TASK BRIEF. Filter the listing below, copying every line in which the word "children" appears.

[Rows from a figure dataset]
>> BEGIN

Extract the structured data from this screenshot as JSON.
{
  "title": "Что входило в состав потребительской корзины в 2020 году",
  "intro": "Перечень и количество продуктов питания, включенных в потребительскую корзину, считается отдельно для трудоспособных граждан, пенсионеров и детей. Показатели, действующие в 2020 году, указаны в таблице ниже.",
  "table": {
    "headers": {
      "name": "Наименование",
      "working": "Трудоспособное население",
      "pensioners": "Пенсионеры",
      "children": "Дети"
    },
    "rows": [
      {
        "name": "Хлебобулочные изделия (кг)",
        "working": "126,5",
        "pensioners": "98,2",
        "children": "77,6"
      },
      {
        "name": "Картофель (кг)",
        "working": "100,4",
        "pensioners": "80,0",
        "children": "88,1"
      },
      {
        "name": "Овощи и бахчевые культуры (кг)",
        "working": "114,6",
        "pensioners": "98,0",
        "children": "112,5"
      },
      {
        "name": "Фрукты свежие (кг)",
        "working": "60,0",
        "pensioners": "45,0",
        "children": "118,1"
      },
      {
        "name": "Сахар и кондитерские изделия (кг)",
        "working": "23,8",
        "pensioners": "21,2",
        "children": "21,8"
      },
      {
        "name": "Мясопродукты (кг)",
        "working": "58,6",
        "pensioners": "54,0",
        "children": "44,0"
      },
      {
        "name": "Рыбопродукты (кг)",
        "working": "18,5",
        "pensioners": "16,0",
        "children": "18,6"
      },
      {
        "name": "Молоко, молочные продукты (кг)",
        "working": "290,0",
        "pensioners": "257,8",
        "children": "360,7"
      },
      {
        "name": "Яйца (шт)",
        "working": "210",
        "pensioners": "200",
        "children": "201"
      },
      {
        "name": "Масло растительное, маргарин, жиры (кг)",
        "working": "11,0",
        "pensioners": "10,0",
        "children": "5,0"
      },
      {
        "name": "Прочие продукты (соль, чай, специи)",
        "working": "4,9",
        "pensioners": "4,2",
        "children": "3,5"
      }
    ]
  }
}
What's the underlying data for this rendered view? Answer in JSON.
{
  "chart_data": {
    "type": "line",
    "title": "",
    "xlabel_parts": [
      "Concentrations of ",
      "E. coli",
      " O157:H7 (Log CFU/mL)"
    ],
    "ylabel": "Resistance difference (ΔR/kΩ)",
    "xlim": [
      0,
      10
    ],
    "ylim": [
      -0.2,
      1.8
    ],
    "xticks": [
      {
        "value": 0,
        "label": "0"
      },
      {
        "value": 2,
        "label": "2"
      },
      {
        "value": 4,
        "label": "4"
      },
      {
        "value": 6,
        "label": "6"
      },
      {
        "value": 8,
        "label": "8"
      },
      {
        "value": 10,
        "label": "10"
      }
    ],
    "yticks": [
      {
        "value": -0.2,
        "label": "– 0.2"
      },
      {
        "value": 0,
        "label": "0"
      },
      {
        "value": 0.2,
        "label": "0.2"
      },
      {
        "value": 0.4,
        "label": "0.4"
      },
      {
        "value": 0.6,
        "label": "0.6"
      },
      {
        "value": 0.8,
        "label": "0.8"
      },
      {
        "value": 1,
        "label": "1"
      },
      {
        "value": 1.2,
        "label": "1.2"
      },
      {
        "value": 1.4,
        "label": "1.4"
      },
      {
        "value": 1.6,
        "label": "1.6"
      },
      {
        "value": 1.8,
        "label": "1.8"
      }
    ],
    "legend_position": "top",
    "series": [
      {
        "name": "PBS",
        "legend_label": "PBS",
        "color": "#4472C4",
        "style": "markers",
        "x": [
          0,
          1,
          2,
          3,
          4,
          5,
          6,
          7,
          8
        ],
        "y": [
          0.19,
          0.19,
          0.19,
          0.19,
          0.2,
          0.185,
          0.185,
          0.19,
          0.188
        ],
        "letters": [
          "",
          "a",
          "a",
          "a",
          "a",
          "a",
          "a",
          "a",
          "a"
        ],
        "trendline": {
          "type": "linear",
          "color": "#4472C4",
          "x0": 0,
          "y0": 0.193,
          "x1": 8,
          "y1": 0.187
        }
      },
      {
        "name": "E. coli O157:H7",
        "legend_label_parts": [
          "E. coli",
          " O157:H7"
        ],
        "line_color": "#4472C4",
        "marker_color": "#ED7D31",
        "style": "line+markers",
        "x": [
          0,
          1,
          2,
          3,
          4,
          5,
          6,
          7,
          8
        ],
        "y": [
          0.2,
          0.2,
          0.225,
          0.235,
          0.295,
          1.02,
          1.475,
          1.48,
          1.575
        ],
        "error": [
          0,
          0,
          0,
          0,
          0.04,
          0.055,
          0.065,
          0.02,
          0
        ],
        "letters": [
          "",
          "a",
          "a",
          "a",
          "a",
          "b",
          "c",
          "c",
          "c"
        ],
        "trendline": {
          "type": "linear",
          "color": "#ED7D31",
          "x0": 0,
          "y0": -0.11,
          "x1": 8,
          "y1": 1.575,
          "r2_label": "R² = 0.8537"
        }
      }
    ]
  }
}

>> END

RESULT FOR THIS EXERCISE.
      "children": "Дети"
        "children": "77,6"
        "children": "88,1"
        "children": "112,5"
        "children": "118,1"
        "children": "21,8"
        "children": "44,0"
        "children": "18,6"
        "children": "360,7"
        "children": "201"
        "children": "5,0"
        "children": "3,5"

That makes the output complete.